Exercise description:
Repeat exactly what runs from the line with "Read all visible content and emit it as JSON." through the last line of the material, and keep the pictures out of it.

Information supplied:
Segment Open
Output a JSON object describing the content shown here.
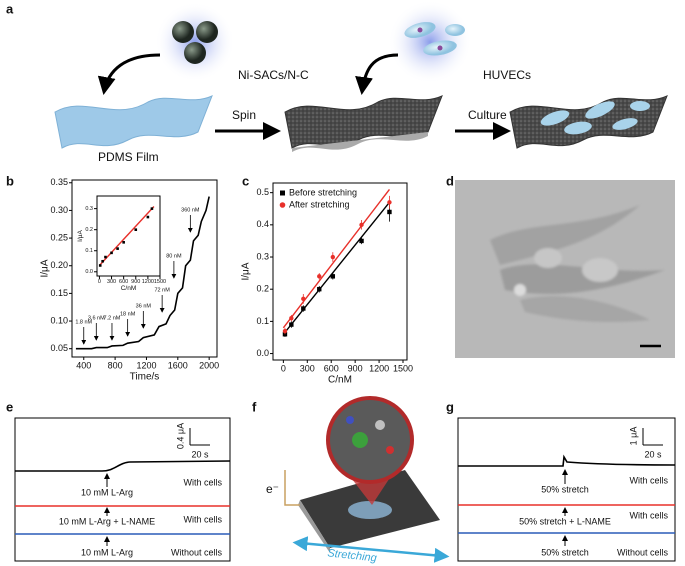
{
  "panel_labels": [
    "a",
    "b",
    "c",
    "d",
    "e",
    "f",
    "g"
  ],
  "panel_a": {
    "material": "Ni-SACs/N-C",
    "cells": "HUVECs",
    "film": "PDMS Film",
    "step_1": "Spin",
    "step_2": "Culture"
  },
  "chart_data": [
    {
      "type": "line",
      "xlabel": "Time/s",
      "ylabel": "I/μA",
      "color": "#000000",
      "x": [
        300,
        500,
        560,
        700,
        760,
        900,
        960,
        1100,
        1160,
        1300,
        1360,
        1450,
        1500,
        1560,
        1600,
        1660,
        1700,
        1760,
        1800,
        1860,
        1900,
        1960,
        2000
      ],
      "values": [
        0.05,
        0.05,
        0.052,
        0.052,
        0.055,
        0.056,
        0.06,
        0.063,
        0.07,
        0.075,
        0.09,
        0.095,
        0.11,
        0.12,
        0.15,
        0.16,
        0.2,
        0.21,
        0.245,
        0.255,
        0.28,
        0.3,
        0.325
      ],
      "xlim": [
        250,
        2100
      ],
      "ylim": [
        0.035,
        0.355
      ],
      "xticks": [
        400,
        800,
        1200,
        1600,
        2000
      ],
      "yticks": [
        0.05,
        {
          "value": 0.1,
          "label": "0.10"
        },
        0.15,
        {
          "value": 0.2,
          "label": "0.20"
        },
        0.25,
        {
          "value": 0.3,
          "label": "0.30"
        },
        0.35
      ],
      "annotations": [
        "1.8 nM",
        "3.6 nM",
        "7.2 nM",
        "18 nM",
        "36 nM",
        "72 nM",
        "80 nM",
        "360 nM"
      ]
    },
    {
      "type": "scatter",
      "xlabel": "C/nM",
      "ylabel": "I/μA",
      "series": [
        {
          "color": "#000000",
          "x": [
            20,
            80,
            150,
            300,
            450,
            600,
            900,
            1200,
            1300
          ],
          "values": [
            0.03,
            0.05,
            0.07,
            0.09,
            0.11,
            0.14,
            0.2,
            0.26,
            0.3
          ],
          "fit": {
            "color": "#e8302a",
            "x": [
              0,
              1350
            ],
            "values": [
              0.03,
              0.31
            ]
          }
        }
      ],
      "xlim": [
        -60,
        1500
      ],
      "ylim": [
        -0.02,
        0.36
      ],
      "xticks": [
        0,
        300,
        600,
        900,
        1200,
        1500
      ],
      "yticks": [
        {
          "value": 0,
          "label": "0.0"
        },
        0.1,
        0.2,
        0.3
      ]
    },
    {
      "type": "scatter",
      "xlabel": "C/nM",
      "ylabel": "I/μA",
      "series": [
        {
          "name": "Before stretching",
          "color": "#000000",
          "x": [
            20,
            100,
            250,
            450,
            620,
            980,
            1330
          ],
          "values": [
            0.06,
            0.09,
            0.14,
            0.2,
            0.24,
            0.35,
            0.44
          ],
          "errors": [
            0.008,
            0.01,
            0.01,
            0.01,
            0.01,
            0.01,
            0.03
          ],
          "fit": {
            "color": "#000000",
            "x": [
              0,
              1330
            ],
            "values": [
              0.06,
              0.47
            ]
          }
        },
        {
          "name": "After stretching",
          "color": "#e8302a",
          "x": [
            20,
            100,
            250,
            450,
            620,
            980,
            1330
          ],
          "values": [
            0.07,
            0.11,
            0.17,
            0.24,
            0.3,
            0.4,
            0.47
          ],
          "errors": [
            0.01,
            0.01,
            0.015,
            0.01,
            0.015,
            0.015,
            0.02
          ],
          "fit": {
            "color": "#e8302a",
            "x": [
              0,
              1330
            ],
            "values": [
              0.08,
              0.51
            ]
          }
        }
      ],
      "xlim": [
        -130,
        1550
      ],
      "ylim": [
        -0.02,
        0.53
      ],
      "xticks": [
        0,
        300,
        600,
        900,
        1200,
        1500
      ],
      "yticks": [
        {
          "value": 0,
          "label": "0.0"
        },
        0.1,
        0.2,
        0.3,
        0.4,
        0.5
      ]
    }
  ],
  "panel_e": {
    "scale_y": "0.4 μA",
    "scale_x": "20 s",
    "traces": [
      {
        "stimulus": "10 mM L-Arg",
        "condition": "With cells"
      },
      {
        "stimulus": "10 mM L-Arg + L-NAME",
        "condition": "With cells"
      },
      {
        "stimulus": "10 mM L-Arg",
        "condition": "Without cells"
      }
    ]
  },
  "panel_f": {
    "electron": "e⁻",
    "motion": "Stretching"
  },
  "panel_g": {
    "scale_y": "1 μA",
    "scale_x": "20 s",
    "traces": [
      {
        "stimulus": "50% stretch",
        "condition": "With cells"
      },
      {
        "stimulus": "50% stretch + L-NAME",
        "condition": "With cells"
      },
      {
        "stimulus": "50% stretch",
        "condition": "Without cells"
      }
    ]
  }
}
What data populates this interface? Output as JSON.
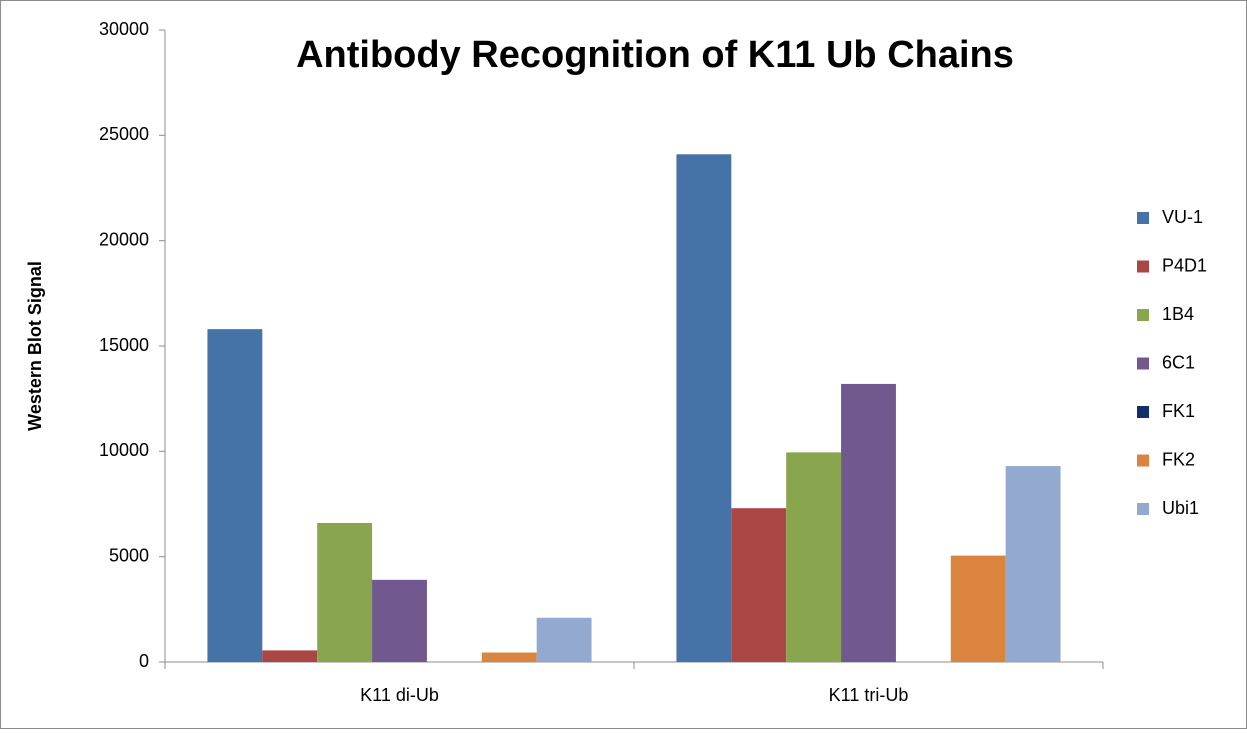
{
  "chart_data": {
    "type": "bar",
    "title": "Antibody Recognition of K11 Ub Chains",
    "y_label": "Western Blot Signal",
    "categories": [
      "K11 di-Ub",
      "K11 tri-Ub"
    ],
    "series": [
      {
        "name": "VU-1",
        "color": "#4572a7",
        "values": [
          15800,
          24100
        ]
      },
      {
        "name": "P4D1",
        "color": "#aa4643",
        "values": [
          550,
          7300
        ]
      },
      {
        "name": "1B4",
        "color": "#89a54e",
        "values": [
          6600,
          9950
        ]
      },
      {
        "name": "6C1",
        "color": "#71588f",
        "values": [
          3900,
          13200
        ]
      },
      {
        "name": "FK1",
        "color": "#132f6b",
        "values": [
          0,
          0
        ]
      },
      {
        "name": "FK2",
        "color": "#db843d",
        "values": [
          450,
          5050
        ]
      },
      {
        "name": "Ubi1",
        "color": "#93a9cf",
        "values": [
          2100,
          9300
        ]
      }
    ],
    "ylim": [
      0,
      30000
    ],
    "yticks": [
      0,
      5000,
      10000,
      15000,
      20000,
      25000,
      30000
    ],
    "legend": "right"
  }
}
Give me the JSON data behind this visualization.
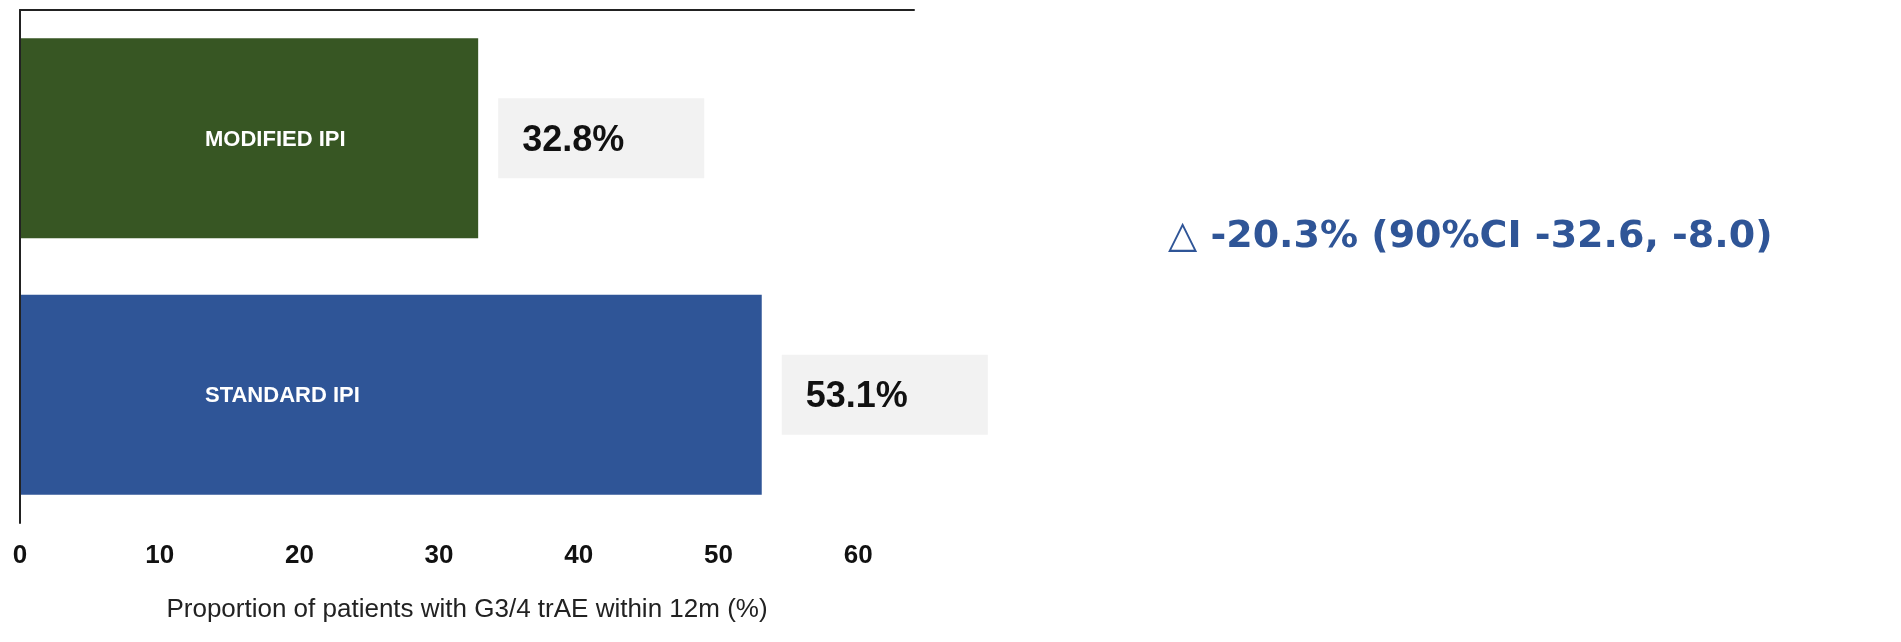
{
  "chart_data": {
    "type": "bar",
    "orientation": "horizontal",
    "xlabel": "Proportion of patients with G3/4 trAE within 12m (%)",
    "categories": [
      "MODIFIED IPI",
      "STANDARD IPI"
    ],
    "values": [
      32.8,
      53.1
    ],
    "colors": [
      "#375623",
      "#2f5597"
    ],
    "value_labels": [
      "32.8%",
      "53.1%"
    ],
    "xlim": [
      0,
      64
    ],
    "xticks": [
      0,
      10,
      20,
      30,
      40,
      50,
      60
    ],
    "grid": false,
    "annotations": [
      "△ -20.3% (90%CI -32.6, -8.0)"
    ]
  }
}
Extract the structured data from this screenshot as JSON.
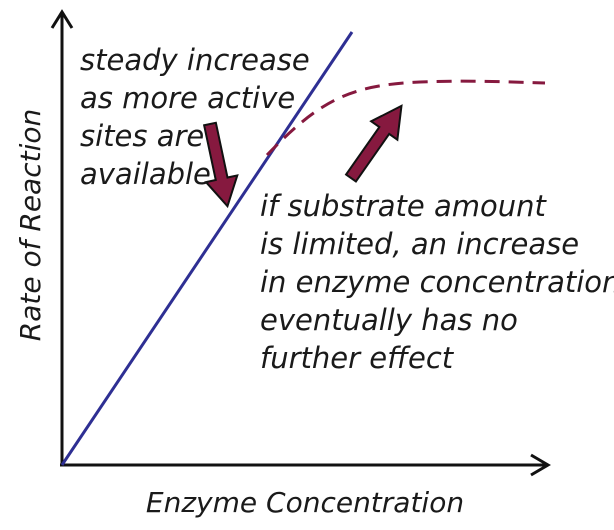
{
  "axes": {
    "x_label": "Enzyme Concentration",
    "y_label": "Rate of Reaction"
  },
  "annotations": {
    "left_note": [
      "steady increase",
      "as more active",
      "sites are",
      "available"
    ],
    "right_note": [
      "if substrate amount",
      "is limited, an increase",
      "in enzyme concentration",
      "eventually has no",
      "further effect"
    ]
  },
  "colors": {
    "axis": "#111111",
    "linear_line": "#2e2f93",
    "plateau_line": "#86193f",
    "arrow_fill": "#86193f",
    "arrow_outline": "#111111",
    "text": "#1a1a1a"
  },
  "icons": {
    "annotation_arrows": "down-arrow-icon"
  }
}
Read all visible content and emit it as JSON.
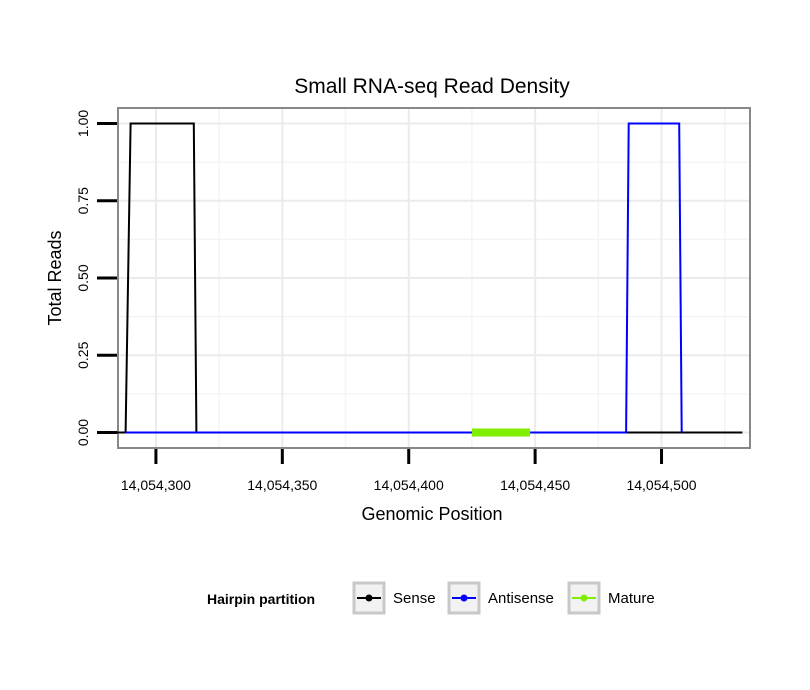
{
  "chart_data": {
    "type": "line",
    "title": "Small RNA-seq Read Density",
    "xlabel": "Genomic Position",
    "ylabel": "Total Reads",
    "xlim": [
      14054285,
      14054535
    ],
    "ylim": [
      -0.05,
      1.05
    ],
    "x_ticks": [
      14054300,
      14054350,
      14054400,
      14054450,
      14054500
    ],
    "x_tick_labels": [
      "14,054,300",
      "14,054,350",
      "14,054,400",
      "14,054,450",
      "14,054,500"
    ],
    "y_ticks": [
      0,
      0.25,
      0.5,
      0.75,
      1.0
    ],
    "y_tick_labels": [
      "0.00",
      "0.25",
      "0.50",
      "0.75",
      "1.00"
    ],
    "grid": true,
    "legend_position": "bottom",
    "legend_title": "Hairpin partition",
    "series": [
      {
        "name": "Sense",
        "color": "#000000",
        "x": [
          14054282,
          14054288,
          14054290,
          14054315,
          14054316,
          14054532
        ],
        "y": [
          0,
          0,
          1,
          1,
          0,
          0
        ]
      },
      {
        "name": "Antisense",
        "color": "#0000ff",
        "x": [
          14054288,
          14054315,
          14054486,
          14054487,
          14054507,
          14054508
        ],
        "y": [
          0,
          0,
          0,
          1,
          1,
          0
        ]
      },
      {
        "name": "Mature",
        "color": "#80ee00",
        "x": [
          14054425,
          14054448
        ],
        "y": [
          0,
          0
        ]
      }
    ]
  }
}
Segment Closed
Task answer:
Read all visible content and emit it as JSON.
{
  "chart_data": {
    "type": "line",
    "title": "Small RNA-seq Read Density",
    "xlabel": "Genomic Position",
    "ylabel": "Total Reads",
    "xlim": [
      14054285,
      14054535
    ],
    "ylim": [
      -0.05,
      1.05
    ],
    "x_ticks": [
      14054300,
      14054350,
      14054400,
      14054450,
      14054500
    ],
    "x_tick_labels": [
      "14,054,300",
      "14,054,350",
      "14,054,400",
      "14,054,450",
      "14,054,500"
    ],
    "y_ticks": [
      0,
      0.25,
      0.5,
      0.75,
      1.0
    ],
    "y_tick_labels": [
      "0.00",
      "0.25",
      "0.50",
      "0.75",
      "1.00"
    ],
    "grid": true,
    "legend_position": "bottom",
    "legend_title": "Hairpin partition",
    "series": [
      {
        "name": "Sense",
        "color": "#000000",
        "x": [
          14054282,
          14054288,
          14054290,
          14054315,
          14054316,
          14054532
        ],
        "y": [
          0,
          0,
          1,
          1,
          0,
          0
        ]
      },
      {
        "name": "Antisense",
        "color": "#0000ff",
        "x": [
          14054288,
          14054315,
          14054486,
          14054487,
          14054507,
          14054508
        ],
        "y": [
          0,
          0,
          0,
          1,
          1,
          0
        ]
      },
      {
        "name": "Mature",
        "color": "#80ee00",
        "x": [
          14054425,
          14054448
        ],
        "y": [
          0,
          0
        ]
      }
    ]
  }
}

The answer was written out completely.